#### [Problem]
Extract the complete listing and repeat it word for word.

#### [Supplied material]
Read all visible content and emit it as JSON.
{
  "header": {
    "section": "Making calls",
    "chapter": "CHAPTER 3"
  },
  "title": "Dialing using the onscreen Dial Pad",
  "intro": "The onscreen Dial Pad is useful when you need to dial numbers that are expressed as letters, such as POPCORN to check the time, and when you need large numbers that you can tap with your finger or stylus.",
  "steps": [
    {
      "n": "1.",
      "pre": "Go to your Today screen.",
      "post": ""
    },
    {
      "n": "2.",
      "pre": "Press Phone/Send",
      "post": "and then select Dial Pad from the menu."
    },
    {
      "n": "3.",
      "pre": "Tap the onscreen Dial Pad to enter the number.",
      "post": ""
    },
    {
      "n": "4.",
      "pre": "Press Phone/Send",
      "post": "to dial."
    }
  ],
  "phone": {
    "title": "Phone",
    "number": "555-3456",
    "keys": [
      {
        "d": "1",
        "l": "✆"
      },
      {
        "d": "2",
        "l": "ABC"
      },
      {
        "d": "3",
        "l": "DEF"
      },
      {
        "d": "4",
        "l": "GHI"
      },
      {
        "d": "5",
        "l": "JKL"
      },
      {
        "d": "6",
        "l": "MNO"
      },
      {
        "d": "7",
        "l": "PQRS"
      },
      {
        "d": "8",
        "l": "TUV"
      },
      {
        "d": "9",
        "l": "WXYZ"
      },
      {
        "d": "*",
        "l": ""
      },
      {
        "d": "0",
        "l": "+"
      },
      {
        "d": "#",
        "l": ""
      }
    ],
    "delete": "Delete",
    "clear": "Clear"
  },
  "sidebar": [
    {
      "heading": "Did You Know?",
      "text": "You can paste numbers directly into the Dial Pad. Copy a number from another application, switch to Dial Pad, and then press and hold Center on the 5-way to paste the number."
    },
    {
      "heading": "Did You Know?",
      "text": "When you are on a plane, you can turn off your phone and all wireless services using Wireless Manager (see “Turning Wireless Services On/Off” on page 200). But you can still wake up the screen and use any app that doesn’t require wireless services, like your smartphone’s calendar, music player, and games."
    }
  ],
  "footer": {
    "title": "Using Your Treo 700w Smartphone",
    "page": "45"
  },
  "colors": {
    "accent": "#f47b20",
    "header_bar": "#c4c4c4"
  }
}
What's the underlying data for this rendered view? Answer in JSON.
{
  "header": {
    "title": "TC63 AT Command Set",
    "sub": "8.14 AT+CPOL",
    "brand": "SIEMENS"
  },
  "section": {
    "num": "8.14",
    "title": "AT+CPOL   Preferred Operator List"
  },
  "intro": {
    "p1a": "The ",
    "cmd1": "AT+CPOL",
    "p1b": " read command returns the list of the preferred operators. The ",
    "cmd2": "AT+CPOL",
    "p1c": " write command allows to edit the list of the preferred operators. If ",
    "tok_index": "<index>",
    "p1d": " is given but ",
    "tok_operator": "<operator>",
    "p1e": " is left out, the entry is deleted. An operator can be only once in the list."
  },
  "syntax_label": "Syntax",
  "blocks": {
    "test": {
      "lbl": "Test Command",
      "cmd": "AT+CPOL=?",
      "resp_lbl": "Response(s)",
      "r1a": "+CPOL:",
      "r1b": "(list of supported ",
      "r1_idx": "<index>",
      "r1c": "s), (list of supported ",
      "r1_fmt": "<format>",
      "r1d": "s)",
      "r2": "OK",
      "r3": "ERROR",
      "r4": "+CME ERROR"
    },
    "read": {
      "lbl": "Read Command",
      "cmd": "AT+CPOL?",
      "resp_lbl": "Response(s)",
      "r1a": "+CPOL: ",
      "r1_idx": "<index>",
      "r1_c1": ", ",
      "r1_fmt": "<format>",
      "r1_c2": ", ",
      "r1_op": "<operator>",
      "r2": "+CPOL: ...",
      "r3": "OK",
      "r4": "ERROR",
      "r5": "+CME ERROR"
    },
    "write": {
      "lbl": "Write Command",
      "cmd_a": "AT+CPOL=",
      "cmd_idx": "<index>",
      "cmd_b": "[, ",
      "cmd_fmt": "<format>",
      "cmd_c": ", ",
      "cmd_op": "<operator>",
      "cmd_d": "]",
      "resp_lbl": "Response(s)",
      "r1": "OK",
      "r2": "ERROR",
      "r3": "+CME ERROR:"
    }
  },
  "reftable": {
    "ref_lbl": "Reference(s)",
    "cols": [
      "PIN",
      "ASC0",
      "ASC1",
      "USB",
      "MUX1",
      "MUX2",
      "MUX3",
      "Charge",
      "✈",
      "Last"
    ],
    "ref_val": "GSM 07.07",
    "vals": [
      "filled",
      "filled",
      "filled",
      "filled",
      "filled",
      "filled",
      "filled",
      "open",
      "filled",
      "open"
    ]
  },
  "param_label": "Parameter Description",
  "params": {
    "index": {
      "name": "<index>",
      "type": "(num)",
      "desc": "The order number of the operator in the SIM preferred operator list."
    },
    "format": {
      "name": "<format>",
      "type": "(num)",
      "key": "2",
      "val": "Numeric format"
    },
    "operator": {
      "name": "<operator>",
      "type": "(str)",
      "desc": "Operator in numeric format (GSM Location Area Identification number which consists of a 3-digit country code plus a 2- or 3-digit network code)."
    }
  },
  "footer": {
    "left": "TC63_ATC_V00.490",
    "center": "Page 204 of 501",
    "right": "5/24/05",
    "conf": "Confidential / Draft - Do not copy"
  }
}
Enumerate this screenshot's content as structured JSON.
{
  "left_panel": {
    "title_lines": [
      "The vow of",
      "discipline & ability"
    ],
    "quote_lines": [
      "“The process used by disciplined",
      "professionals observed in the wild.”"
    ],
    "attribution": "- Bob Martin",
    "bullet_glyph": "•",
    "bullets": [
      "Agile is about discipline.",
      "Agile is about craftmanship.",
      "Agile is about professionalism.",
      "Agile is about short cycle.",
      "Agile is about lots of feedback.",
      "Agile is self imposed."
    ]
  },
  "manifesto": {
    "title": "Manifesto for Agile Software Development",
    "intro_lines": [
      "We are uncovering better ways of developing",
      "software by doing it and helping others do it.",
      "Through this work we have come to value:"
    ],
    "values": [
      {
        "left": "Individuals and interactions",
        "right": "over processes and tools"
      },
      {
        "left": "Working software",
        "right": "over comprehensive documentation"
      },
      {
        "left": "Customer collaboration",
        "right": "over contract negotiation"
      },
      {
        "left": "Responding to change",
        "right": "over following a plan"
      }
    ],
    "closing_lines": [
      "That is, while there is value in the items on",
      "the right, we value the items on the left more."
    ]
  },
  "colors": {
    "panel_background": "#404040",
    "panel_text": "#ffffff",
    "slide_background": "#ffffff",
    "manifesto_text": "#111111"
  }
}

#### [Complete answer]
Read all visible content and emit it as JSON.
{
  "header": {
    "section": "Making calls",
    "chapter": "CHAPTER 3"
  },
  "title": "Dialing using the onscreen Dial Pad",
  "intro": "The onscreen Dial Pad is useful when you need to dial numbers that are expressed as letters, such as POPCORN to check the time, and when you need large numbers that you can tap with your finger or stylus.",
  "steps": [
    {
      "n": "1.",
      "pre": "Go to your Today screen.",
      "post": ""
    },
    {
      "n": "2.",
      "pre": "Press Phone/Send",
      "post": "and then select Dial Pad from the menu."
    },
    {
      "n": "3.",
      "pre": "Tap the onscreen Dial Pad to enter the number.",
      "post": ""
    },
    {
      "n": "4.",
      "pre": "Press Phone/Send",
      "post": "to dial."
    }
  ],
  "phone": {
    "title": "Phone",
    "number": "555-3456",
    "keys": [
      {
        "d": "1",
        "l": "✆"
      },
      {
        "d": "2",
        "l": "ABC"
      },
      {
        "d": "3",
        "l": "DEF"
      },
      {
        "d": "4",
        "l": "GHI"
      },
      {
        "d": "5",
        "l": "JKL"
      },
      {
        "d": "6",
        "l": "MNO"
      },
      {
        "d": "7",
        "l": "PQRS"
      },
      {
        "d": "8",
        "l": "TUV"
      },
      {
        "d": "9",
        "l": "WXYZ"
      },
      {
        "d": "*",
        "l": ""
      },
      {
        "d": "0",
        "l": "+"
      },
      {
        "d": "#",
        "l": ""
      }
    ],
    "delete": "Delete",
    "clear": "Clear"
  },
  "sidebar": [
    {
      "heading": "Did You Know?",
      "text": "You can paste numbers directly into the Dial Pad. Copy a number from another application, switch to Dial Pad, and then press and hold Center on the 5-way to paste the number."
    },
    {
      "heading": "Did You Know?",
      "text": "When you are on a plane, you can turn off your phone and all wireless services using Wireless Manager (see “Turning Wireless Services On/Off” on page 200). But you can still wake up the screen and use any app that doesn’t require wireless services, like your smartphone’s calendar, music player, and games."
    }
  ],
  "footer": {
    "title": "Using Your Treo 700w Smartphone",
    "page": "45"
  },
  "colors": {
    "accent": "#f47b20",
    "header_bar": "#c4c4c4"
  }
}
What's the underlying data for this rendered view? Answer in JSON.
{
  "header": {
    "title": "TC63 AT Command Set",
    "sub": "8.14 AT+CPOL",
    "brand": "SIEMENS"
  },
  "section": {
    "num": "8.14",
    "title": "AT+CPOL   Preferred Operator List"
  },
  "intro": {
    "p1a": "The ",
    "cmd1": "AT+CPOL",
    "p1b": " read command returns the list of the preferred operators. The ",
    "cmd2": "AT+CPOL",
    "p1c": " write command allows to edit the list of the preferred operators. If ",
    "tok_index": "<index>",
    "p1d": " is given but ",
    "tok_operator": "<operator>",
    "p1e": " is left out, the entry is deleted. An operator can be only once in the list."
  },
  "syntax_label": "Syntax",
  "blocks": {
    "test": {
      "lbl": "Test Command",
      "cmd": "AT+CPOL=?",
      "resp_lbl": "Response(s)",
      "r1a": "+CPOL:",
      "r1b": "(list of supported ",
      "r1_idx": "<index>",
      "r1c": "s), (list of supported ",
      "r1_fmt": "<format>",
      "r1d": "s)",
      "r2": "OK",
      "r3": "ERROR",
      "r4": "+CME ERROR"
    },
    "read": {
      "lbl": "Read Command",
      "cmd": "AT+CPOL?",
      "resp_lbl": "Response(s)",
      "r1a": "+CPOL: ",
      "r1_idx": "<index>",
      "r1_c1": ", ",
      "r1_fmt": "<format>",
      "r1_c2": ", ",
      "r1_op": "<operator>",
      "r2": "+CPOL: ...",
      "r3": "OK",
      "r4": "ERROR",
      "r5": "+CME ERROR"
    },
    "write": {
      "lbl": "Write Command",
      "cmd_a": "AT+CPOL=",
      "cmd_idx": "<index>",
      "cmd_b": "[, ",
      "cmd_fmt": "<format>",
      "cmd_c": ", ",
      "cmd_op": "<operator>",
      "cmd_d": "]",
      "resp_lbl": "Response(s)",
      "r1": "OK",
      "r2": "ERROR",
      "r3": "+CME ERROR:"
    }
  },
  "reftable": {
    "ref_lbl": "Reference(s)",
    "cols": [
      "PIN",
      "ASC0",
      "ASC1",
      "USB",
      "MUX1",
      "MUX2",
      "MUX3",
      "Charge",
      "✈",
      "Last"
    ],
    "ref_val": "GSM 07.07",
    "vals": [
      "filled",
      "filled",
      "filled",
      "filled",
      "filled",
      "filled",
      "filled",
      "open",
      "filled",
      "open"
    ]
  },
  "param_label": "Parameter Description",
  "params": {
    "index": {
      "name": "<index>",
      "type": "(num)",
      "desc": "The order number of the operator in the SIM preferred operator list."
    },
    "format": {
      "name": "<format>",
      "type": "(num)",
      "key": "2",
      "val": "Numeric format"
    },
    "operator": {
      "name": "<operator>",
      "type": "(str)",
      "desc": "Operator in numeric format (GSM Location Area Identification number which consists of a 3-digit country code plus a 2- or 3-digit network code)."
    }
  },
  "footer": {
    "left": "TC63_ATC_V00.490",
    "center": "Page 204 of 501",
    "right": "5/24/05",
    "conf": "Confidential / Draft - Do not copy"
  }
}
Enumerate this screenshot's content as structured JSON.
{
  "left_panel": {
    "title_lines": [
      "The vow of",
      "discipline & ability"
    ],
    "quote_lines": [
      "“The process used by disciplined",
      "professionals observed in the wild.”"
    ],
    "attribution": "- Bob Martin",
    "bullet_glyph": "•",
    "bullets": [
      "Agile is about discipline.",
      "Agile is about craftmanship.",
      "Agile is about professionalism.",
      "Agile is about short cycle.",
      "Agile is about lots of feedback.",
      "Agile is self imposed."
    ]
  },
  "manifesto": {
    "title": "Manifesto for Agile Software Development",
    "intro_lines": [
      "We are uncovering better ways of developing",
      "software by doing it and helping others do it.",
      "Through this work we have come to value:"
    ],
    "values": [
      {
        "left": "Individuals and interactions",
        "right": "over processes and tools"
      },
      {
        "left": "Working software",
        "right": "over comprehensive documentation"
      },
      {
        "left": "Customer collaboration",
        "right": "over contract negotiation"
      },
      {
        "left": "Responding to change",
        "right": "over following a plan"
      }
    ],
    "closing_lines": [
      "That is, while there is value in the items on",
      "the right, we value the items on the left more."
    ]
  },
  "colors": {
    "panel_background": "#404040",
    "panel_text": "#ffffff",
    "slide_background": "#ffffff",
    "manifesto_text": "#111111"
  }
}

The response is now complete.